-- start Provided records --
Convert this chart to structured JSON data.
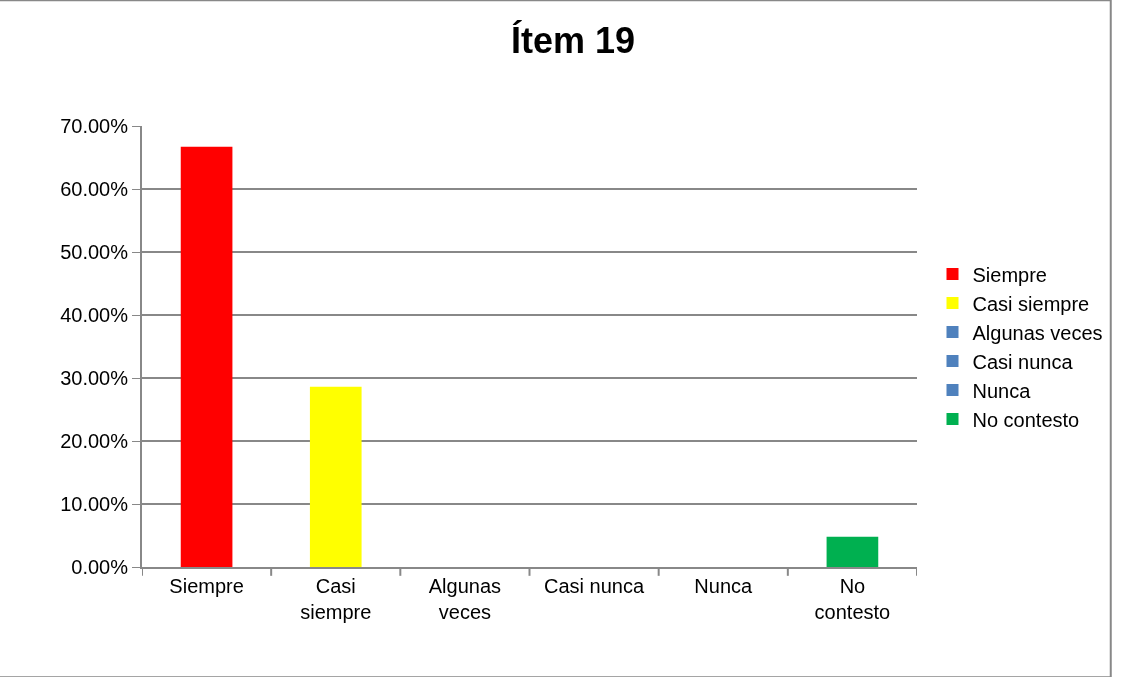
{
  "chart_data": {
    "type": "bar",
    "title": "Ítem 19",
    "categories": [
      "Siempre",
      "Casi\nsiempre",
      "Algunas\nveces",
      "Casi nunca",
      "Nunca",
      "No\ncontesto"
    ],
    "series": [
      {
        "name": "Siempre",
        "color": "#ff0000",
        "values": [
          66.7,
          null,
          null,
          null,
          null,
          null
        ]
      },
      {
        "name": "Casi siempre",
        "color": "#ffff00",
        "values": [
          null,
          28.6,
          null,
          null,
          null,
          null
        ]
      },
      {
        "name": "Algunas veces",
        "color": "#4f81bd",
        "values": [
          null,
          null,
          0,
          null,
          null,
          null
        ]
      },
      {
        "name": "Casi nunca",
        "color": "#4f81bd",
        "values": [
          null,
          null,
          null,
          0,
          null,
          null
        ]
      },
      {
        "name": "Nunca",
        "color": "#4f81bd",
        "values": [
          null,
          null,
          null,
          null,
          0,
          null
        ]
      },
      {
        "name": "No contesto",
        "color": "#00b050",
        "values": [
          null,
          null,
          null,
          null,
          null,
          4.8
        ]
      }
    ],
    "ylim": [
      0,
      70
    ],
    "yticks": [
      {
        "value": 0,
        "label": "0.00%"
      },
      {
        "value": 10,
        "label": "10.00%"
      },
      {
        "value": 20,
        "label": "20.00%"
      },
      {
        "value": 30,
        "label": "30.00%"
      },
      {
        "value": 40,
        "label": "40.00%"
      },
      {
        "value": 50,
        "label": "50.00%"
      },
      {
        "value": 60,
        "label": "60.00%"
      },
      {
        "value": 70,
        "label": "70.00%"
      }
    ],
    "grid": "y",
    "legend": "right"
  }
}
-- end Provided records --
-- start Provided records --
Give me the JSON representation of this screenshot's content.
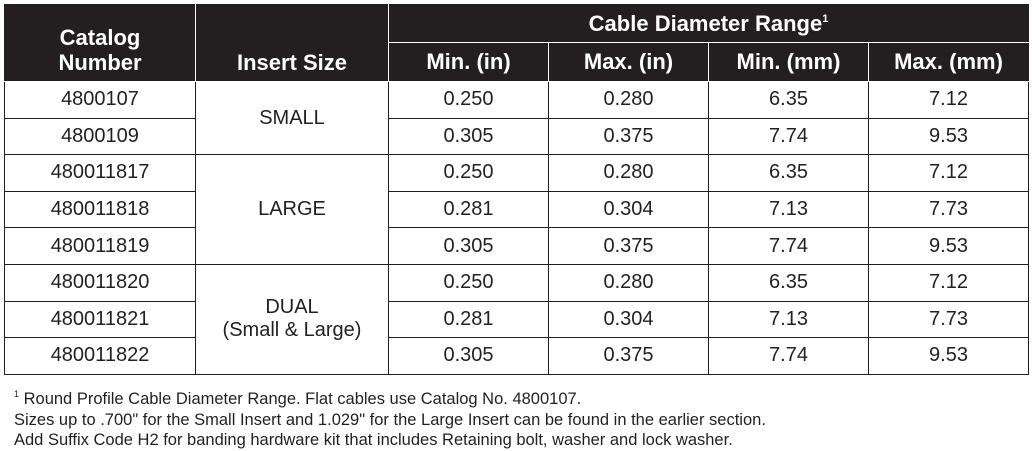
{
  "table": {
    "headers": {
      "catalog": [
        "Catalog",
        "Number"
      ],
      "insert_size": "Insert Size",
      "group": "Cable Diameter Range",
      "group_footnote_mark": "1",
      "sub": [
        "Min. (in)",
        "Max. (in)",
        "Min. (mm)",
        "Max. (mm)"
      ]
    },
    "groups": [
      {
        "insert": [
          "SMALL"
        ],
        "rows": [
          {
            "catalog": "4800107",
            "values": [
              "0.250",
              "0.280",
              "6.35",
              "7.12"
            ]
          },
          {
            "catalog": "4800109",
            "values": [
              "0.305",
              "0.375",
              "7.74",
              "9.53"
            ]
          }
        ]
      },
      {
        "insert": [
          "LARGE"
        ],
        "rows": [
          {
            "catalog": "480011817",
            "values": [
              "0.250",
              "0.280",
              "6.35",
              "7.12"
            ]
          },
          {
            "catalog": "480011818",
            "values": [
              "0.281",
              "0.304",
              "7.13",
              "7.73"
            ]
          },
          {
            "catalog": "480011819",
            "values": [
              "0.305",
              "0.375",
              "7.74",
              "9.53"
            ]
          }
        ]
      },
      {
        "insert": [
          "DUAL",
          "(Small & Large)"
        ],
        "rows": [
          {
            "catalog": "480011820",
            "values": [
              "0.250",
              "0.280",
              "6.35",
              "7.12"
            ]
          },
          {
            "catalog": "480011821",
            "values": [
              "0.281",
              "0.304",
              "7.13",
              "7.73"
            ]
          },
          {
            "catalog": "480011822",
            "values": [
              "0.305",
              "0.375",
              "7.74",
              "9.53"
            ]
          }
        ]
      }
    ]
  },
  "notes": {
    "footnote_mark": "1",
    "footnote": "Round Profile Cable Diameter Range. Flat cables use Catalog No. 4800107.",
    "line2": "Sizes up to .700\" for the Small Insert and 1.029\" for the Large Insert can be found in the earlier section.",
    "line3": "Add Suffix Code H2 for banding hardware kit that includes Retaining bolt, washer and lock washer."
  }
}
-- end Provided records --
Your objective: Copy every line of the records above that contains "this".

Written answer:
Convert this chart to structured JSON data.
Give me the JSON representation of this screenshot's content.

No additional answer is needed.